» **Problem to solve**: Return, unchanged, the lines from the beginning of the records through the line that contains "logo-mark-icon <box>332 591 354 613</box>", with both ends included.

Collected data entries:

..........

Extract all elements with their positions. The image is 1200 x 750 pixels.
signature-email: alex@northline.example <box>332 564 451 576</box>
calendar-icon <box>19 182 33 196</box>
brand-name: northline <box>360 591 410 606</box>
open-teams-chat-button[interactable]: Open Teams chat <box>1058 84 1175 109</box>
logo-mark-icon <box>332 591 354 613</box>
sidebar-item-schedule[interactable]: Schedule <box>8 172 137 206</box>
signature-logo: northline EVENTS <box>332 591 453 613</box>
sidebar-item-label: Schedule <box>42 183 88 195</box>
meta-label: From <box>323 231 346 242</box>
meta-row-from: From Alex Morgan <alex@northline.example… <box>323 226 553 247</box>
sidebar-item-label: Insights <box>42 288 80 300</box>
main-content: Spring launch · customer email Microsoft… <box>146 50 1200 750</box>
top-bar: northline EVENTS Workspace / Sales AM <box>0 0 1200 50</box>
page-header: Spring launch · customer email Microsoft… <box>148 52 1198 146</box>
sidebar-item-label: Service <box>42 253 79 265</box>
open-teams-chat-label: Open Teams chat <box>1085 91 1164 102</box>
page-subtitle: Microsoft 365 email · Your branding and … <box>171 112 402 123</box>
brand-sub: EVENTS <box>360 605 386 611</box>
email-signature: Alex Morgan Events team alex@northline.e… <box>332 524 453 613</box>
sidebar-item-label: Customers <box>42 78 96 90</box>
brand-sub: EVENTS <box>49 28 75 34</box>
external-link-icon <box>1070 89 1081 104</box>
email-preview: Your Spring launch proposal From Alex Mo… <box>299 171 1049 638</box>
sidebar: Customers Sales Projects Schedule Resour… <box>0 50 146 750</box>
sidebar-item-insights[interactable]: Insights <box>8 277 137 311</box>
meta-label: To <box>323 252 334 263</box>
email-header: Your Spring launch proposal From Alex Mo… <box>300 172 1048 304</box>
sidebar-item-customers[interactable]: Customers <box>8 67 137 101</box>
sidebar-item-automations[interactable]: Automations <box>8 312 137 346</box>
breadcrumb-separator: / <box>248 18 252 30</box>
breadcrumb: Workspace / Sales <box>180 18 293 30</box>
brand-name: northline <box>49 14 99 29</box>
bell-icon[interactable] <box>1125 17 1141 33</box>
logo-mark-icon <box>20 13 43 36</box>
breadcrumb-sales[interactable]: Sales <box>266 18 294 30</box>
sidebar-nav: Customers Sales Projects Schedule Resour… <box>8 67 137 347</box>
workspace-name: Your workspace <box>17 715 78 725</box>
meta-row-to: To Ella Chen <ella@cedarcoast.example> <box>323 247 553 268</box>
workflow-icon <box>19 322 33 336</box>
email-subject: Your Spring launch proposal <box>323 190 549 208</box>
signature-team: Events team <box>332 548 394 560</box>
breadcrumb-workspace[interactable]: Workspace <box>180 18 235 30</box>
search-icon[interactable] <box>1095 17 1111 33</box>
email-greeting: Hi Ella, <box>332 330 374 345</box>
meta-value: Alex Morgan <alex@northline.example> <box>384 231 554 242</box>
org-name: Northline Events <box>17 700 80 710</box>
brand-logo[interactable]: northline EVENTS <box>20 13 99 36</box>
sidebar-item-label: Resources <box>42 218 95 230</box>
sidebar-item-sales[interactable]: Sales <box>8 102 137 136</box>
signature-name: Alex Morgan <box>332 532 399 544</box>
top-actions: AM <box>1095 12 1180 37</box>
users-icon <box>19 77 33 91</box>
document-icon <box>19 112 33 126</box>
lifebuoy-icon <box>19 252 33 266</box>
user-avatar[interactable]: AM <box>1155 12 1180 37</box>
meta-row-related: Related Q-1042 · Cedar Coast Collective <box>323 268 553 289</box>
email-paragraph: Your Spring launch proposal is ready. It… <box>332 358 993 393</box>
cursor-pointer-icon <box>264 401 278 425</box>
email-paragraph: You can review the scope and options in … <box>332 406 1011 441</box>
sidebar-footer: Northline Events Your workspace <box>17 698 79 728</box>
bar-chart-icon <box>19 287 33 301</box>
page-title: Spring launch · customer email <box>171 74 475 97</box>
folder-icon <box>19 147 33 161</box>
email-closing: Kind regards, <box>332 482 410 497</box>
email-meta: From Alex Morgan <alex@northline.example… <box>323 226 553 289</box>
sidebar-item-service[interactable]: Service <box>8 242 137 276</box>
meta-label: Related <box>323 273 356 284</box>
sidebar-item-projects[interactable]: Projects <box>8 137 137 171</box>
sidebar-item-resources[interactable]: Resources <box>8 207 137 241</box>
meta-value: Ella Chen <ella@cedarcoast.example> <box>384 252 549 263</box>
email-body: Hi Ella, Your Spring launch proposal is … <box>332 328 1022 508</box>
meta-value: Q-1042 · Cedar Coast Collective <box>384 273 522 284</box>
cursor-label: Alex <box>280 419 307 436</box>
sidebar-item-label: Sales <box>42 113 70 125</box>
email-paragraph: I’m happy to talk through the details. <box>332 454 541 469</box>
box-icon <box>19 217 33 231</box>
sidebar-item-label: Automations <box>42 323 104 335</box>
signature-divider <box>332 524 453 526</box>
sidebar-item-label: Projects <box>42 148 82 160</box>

..........

» **Correct response**:
Extract all elements with their positions. The image is 1200 x 750 pixels.
signature-email: alex@northline.example <box>332 564 451 576</box>
calendar-icon <box>19 182 33 196</box>
brand-name: northline <box>360 591 410 606</box>
open-teams-chat-button[interactable]: Open Teams chat <box>1058 84 1175 109</box>
logo-mark-icon <box>332 591 354 613</box>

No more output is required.